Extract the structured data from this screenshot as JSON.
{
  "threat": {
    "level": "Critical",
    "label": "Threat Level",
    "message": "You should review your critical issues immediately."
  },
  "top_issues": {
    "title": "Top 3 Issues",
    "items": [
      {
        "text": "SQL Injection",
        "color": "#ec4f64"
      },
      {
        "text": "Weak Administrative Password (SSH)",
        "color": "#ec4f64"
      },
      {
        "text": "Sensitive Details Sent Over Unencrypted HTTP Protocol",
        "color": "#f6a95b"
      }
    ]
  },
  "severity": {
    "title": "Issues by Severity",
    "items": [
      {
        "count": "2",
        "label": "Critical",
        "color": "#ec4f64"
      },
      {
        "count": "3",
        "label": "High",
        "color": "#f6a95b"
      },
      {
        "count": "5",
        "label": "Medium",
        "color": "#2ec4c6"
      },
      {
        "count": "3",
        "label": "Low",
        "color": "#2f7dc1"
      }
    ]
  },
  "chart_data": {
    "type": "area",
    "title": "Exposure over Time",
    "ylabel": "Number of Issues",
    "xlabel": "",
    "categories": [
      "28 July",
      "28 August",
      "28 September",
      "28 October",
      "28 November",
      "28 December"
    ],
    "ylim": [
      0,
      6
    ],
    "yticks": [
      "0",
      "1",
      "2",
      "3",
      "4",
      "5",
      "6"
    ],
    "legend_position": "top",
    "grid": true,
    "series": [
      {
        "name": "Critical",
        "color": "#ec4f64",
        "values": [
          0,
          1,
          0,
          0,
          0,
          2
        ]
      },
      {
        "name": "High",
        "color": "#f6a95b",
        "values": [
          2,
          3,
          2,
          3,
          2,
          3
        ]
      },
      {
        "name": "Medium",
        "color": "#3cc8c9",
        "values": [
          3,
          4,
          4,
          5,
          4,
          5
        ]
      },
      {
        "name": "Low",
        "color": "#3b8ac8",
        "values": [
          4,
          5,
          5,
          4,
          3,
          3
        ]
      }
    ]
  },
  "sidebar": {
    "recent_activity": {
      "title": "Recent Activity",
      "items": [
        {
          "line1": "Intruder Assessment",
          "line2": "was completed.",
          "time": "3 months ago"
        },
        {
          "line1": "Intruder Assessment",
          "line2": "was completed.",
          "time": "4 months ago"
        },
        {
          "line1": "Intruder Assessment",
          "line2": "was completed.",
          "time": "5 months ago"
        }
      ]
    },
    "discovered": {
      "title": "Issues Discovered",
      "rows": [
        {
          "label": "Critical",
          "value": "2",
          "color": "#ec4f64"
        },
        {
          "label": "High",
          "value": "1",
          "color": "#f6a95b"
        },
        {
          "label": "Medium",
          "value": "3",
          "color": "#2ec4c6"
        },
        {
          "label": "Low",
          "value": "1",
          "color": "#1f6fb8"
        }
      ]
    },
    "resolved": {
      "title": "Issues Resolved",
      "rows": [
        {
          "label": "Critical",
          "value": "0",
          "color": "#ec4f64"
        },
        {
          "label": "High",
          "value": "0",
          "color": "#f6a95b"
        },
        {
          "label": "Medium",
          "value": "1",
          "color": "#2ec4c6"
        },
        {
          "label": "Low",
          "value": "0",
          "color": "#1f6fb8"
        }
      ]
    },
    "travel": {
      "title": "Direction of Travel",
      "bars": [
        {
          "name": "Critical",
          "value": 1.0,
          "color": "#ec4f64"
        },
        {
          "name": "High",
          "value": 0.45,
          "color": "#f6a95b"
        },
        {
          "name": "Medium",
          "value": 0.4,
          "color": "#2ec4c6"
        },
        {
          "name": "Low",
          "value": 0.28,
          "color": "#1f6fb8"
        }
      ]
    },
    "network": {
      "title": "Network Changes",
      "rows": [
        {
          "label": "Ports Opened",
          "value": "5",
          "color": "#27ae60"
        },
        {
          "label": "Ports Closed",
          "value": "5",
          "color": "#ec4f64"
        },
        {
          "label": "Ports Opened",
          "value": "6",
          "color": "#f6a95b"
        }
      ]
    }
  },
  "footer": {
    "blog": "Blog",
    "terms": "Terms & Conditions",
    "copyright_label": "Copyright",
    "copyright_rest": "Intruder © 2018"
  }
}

Work instructions:
Look through the records and count each line that holds "title". Write only the total.

Exercise solution:
8